(Saved data entries)
>> start
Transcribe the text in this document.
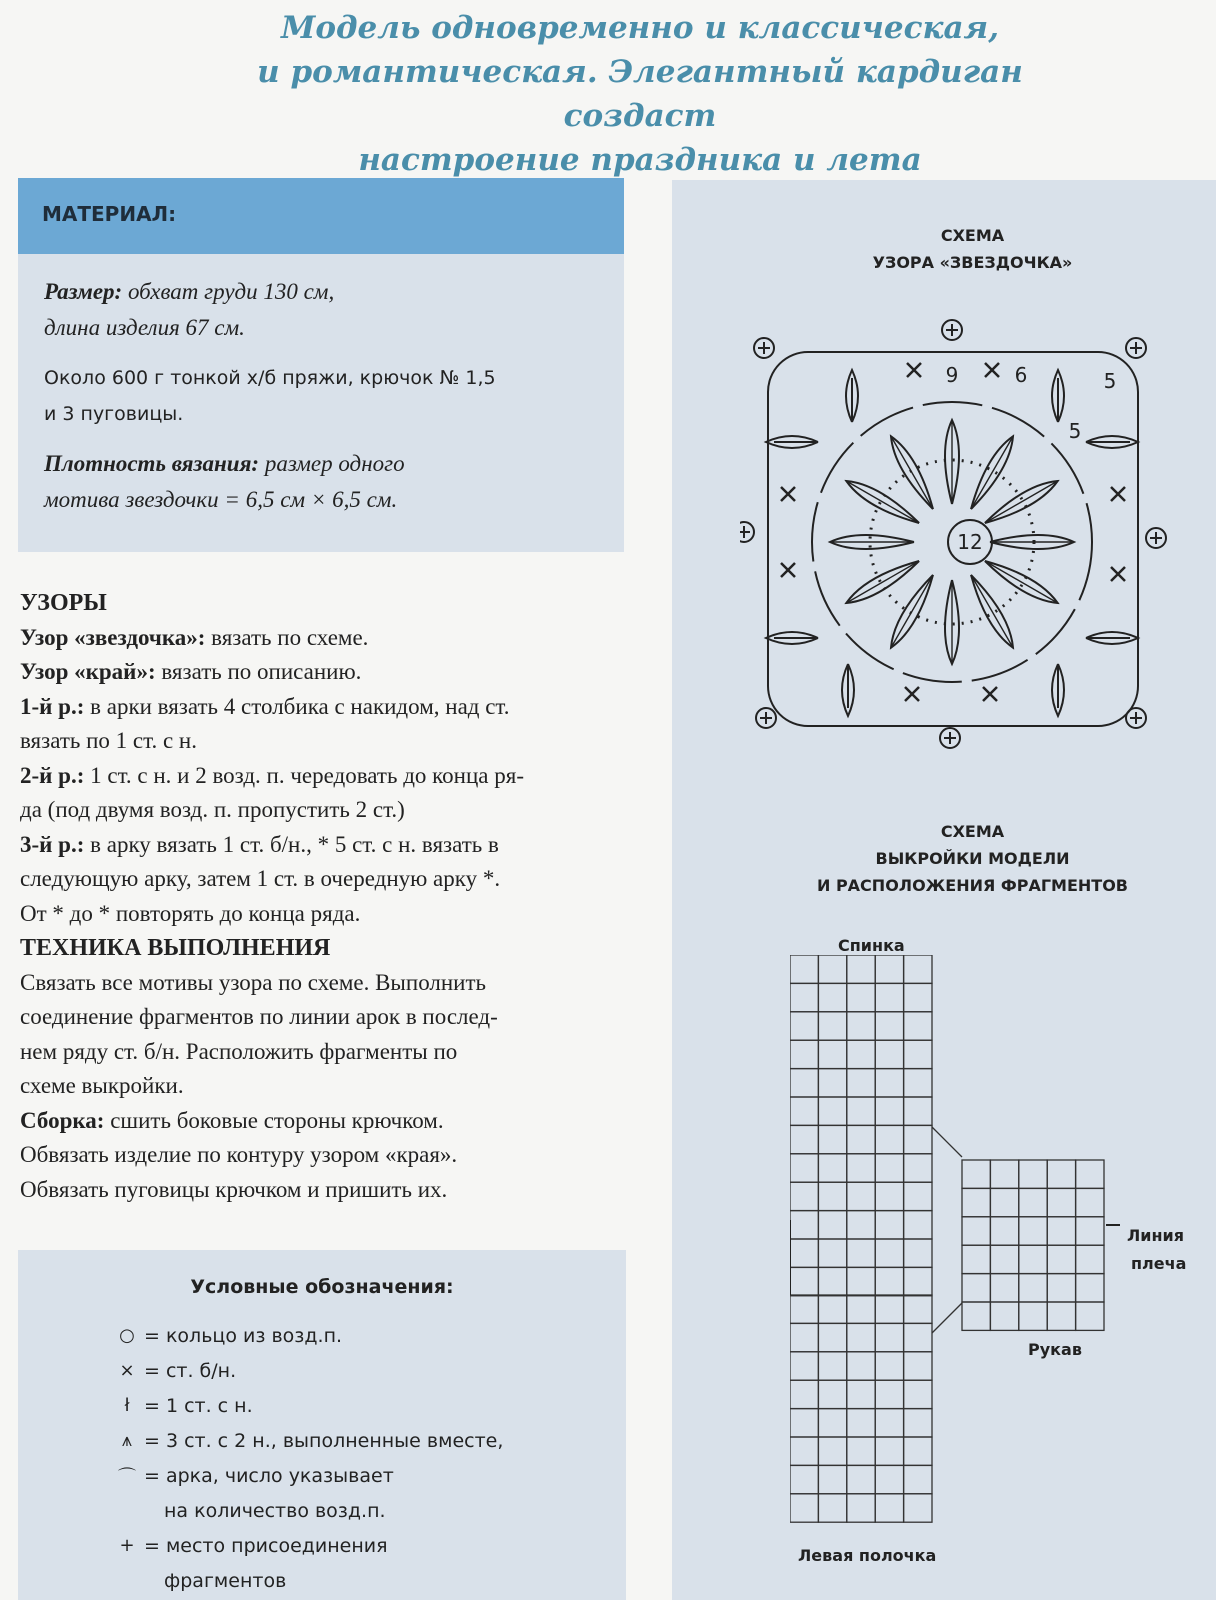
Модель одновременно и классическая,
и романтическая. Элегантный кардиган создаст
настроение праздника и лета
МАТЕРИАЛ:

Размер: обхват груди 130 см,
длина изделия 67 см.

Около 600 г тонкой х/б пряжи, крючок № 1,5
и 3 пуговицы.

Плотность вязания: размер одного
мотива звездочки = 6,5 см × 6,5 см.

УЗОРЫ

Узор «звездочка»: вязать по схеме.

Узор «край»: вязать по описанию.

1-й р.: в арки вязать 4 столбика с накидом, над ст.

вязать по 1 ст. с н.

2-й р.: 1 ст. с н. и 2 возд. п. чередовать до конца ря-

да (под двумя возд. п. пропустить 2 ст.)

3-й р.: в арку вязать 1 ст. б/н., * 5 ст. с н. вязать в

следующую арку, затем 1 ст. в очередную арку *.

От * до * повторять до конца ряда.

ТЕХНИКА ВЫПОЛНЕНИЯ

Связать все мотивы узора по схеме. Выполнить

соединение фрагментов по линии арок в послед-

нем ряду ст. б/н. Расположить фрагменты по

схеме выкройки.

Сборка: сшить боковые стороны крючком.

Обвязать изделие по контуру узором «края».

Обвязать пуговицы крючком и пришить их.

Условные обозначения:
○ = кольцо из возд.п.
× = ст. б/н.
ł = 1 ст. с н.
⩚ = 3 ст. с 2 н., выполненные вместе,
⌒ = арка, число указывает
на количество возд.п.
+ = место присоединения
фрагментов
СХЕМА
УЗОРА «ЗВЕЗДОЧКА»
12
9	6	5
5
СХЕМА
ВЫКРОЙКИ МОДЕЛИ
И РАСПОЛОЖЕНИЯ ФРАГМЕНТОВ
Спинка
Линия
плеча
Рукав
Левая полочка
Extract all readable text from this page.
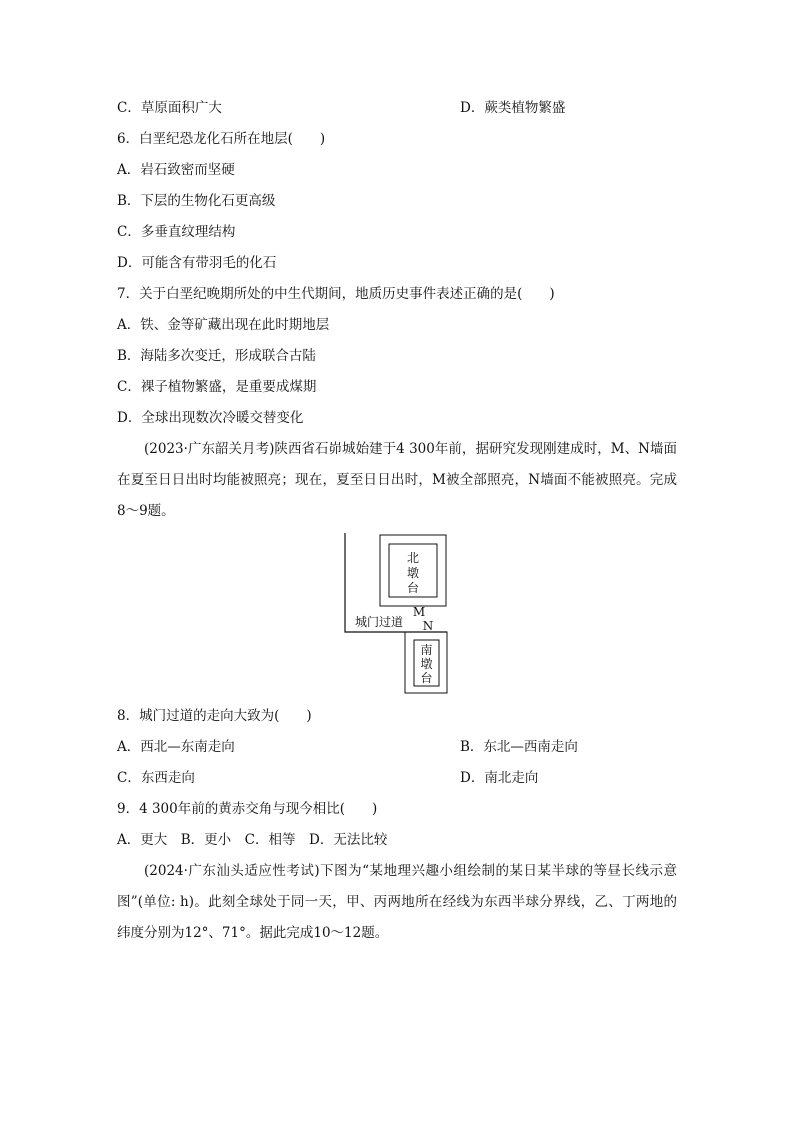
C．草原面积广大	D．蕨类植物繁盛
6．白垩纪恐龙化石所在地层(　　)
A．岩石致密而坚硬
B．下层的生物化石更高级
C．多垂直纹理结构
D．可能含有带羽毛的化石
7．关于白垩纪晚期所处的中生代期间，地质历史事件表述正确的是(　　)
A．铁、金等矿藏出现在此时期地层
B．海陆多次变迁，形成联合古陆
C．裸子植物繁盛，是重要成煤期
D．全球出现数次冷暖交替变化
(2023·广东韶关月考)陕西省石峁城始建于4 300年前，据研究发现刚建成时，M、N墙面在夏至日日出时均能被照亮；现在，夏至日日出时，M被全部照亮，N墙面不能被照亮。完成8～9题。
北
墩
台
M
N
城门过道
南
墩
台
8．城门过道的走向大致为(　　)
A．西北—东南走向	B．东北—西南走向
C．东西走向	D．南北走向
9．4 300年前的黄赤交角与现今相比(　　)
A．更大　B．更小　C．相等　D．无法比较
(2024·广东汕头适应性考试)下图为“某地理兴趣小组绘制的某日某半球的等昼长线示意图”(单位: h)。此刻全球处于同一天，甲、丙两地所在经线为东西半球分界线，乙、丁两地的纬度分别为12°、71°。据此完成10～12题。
>> end
**GIVEN REQUEST**
Pictures appear in the records above. Output everything except them, exactly.

**RESULT OF THE TASK**
Transcribe the text in this document.
Модель одновременно и классическая,
и романтическая. Элегантный кардиган создаст
настроение праздника и лета
МАТЕРИАЛ:

Размер: обхват груди 130 см,
длина изделия 67 см.

Около 600 г тонкой х/б пряжи, крючок № 1,5
и 3 пуговицы.

Плотность вязания: размер одного
мотива звездочки = 6,5 см × 6,5 см.

УЗОРЫ

Узор «звездочка»: вязать по схеме.

Узор «край»: вязать по описанию.

1-й р.: в арки вязать 4 столбика с накидом, над ст.

вязать по 1 ст. с н.

2-й р.: 1 ст. с н. и 2 возд. п. чередовать до конца ря-

да (под двумя возд. п. пропустить 2 ст.)

3-й р.: в арку вязать 1 ст. б/н., * 5 ст. с н. вязать в

следующую арку, затем 1 ст. в очередную арку *.

От * до * повторять до конца ряда.

ТЕХНИКА ВЫПОЛНЕНИЯ

Связать все мотивы узора по схеме. Выполнить

соединение фрагментов по линии арок в послед-

нем ряду ст. б/н. Расположить фрагменты по

схеме выкройки.

Сборка: сшить боковые стороны крючком.

Обвязать изделие по контуру узором «края».

Обвязать пуговицы крючком и пришить их.

Условные обозначения:
○ = кольцо из возд.п.
× = ст. б/н.
ł = 1 ст. с н.
⩚ = 3 ст. с 2 н., выполненные вместе,
⌒ = арка, число указывает
на количество возд.п.
+ = место присоединения
фрагментов
СХЕМА
УЗОРА «ЗВЕЗДОЧКА»
12
9	6	5
5
СХЕМА
ВЫКРОЙКИ МОДЕЛИ
И РАСПОЛОЖЕНИЯ ФРАГМЕНТОВ
Спинка
Линия
плеча
Рукав
Левая полочка
Extract all readable text from this page.
C．草原面积广大	D．蕨类植物繁盛
6．白垩纪恐龙化石所在地层(　　)
A．岩石致密而坚硬
B．下层的生物化石更高级
C．多垂直纹理结构
D．可能含有带羽毛的化石
7．关于白垩纪晚期所处的中生代期间，地质历史事件表述正确的是(　　)
A．铁、金等矿藏出现在此时期地层
B．海陆多次变迁，形成联合古陆
C．裸子植物繁盛，是重要成煤期
D．全球出现数次冷暖交替变化
(2023·广东韶关月考)陕西省石峁城始建于4 300年前，据研究发现刚建成时，M、N墙面在夏至日日出时均能被照亮；现在，夏至日日出时，M被全部照亮，N墙面不能被照亮。完成8～9题。
北
墩
台
M
N
城门过道
南
墩
台
8．城门过道的走向大致为(　　)
A．西北—东南走向	B．东北—西南走向
C．东西走向	D．南北走向
9．4 300年前的黄赤交角与现今相比(　　)
A．更大　B．更小　C．相等　D．无法比较
(2024·广东汕头适应性考试)下图为“某地理兴趣小组绘制的某日某半球的等昼长线示意图”(单位: h)。此刻全球处于同一天，甲、丙两地所在经线为东西半球分界线，乙、丁两地的纬度分别为12°、71°。据此完成10～12题。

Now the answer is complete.